***** Entries shown *****

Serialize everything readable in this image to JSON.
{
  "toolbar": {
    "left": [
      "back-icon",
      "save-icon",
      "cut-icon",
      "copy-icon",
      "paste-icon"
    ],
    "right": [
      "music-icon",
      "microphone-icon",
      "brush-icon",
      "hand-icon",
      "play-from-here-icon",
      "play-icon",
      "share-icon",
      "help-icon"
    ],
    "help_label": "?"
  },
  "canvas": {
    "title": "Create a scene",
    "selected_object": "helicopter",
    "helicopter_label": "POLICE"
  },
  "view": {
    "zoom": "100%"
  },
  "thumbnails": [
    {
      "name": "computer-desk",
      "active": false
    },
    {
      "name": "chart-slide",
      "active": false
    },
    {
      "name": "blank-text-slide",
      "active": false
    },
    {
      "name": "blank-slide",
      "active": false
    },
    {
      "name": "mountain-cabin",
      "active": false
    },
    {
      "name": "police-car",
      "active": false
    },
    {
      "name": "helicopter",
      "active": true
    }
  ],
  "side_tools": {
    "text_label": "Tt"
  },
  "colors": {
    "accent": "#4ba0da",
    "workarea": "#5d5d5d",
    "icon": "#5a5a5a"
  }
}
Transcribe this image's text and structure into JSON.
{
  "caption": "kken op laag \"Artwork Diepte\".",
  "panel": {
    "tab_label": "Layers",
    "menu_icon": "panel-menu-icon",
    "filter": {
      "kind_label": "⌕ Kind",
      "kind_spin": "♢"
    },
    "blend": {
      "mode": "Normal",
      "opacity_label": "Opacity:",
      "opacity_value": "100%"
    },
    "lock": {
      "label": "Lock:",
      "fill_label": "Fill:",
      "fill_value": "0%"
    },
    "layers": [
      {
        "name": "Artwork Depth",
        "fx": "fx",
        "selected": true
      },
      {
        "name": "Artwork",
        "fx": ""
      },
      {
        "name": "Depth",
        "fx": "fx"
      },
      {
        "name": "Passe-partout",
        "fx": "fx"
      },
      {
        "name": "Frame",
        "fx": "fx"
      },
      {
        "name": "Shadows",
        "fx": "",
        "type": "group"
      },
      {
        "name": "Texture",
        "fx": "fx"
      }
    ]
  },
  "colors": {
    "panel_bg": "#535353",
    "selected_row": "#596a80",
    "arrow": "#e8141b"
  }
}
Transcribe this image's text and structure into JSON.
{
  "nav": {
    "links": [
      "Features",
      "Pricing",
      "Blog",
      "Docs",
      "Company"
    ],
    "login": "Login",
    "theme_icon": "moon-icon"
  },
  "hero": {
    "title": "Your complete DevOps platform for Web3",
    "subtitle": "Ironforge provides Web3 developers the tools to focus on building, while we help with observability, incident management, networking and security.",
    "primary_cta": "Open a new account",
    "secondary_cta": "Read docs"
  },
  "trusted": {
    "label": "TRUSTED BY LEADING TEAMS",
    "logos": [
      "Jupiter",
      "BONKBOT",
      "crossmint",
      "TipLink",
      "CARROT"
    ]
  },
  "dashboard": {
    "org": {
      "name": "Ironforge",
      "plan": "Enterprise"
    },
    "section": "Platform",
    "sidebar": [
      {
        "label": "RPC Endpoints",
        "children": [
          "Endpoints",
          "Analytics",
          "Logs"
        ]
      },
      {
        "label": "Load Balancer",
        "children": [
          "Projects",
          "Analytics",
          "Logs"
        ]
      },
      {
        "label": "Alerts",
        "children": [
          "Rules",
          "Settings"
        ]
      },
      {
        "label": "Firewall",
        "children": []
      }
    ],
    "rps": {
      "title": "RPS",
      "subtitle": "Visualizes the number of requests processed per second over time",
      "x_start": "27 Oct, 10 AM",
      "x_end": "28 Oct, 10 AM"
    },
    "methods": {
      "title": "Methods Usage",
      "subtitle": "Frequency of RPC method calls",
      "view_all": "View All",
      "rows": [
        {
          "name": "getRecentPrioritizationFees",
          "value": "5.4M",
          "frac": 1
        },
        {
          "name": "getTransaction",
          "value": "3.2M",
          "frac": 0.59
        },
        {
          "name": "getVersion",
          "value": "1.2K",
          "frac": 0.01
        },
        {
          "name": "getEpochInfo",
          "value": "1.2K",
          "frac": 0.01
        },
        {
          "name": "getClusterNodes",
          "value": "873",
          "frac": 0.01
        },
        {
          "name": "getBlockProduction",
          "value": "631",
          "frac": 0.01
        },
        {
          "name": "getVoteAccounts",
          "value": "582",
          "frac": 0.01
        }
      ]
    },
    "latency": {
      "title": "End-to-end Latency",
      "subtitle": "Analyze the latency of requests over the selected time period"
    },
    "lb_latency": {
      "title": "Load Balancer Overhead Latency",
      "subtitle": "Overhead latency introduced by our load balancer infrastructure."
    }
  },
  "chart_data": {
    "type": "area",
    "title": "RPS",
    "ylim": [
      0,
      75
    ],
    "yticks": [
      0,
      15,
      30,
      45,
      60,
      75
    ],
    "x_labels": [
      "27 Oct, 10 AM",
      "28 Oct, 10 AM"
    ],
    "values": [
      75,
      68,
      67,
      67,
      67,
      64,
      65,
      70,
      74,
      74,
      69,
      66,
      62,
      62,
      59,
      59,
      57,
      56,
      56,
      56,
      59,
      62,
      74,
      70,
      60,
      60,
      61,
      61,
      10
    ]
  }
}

*****

## Direction
List every line above that holds the word "Artwork".

## Solution to the problem
  "caption": "kken op laag \"Artwork Diepte\".",
        "name": "Artwork Depth",
        "name": "Artwork",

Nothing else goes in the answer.